++++ Task material ++++

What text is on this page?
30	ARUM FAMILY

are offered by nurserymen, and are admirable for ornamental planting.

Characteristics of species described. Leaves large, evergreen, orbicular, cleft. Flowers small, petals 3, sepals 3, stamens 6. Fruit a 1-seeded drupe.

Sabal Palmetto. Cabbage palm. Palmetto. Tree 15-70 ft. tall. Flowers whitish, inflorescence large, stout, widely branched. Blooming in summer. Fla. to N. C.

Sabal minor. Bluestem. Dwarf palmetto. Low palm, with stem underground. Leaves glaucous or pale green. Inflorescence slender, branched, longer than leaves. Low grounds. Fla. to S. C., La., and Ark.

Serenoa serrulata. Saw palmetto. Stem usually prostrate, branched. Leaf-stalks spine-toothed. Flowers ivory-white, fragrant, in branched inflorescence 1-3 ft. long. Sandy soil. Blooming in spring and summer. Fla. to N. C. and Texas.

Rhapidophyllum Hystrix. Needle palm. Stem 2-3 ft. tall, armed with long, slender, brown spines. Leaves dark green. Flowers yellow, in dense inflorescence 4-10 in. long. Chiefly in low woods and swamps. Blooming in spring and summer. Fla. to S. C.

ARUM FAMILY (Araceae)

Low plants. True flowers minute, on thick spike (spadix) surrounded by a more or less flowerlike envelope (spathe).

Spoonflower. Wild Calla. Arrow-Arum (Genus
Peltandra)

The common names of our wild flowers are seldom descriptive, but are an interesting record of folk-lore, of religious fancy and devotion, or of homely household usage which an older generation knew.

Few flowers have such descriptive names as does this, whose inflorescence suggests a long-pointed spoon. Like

++++

[What you have to do]
Restate each of the entries above verbatim.

[Correct result]
What text is on this page?
30	ARUM FAMILY

are offered by nurserymen, and are admirable for ornamental planting.

Characteristics of species described. Leaves large, evergreen, orbicular, cleft. Flowers small, petals 3, sepals 3, stamens 6. Fruit a 1-seeded drupe.

Sabal Palmetto. Cabbage palm. Palmetto. Tree 15-70 ft. tall. Flowers whitish, inflorescence large, stout, widely branched. Blooming in summer. Fla. to N. C.

Sabal minor. Bluestem. Dwarf palmetto. Low palm, with stem underground. Leaves glaucous or pale green. Inflorescence slender, branched, longer than leaves. Low grounds. Fla. to S. C., La., and Ark.

Serenoa serrulata. Saw palmetto. Stem usually prostrate, branched. Leaf-stalks spine-toothed. Flowers ivory-white, fragrant, in branched inflorescence 1-3 ft. long. Sandy soil. Blooming in spring and summer. Fla. to N. C. and Texas.

Rhapidophyllum Hystrix. Needle palm. Stem 2-3 ft. tall, armed with long, slender, brown spines. Leaves dark green. Flowers yellow, in dense inflorescence 4-10 in. long. Chiefly in low woods and swamps. Blooming in spring and summer. Fla. to S. C.

ARUM FAMILY (Araceae)

Low plants. True flowers minute, on thick spike (spadix) surrounded by a more or less flowerlike envelope (spathe).

Spoonflower. Wild Calla. Arrow-Arum (Genus
Peltandra)

The common names of our wild flowers are seldom descriptive, but are an interesting record of folk-lore, of religious fancy and devotion, or of homely household usage which an older generation knew.

Few flowers have such descriptive names as does this, whose inflorescence suggests a long-pointed spoon. Like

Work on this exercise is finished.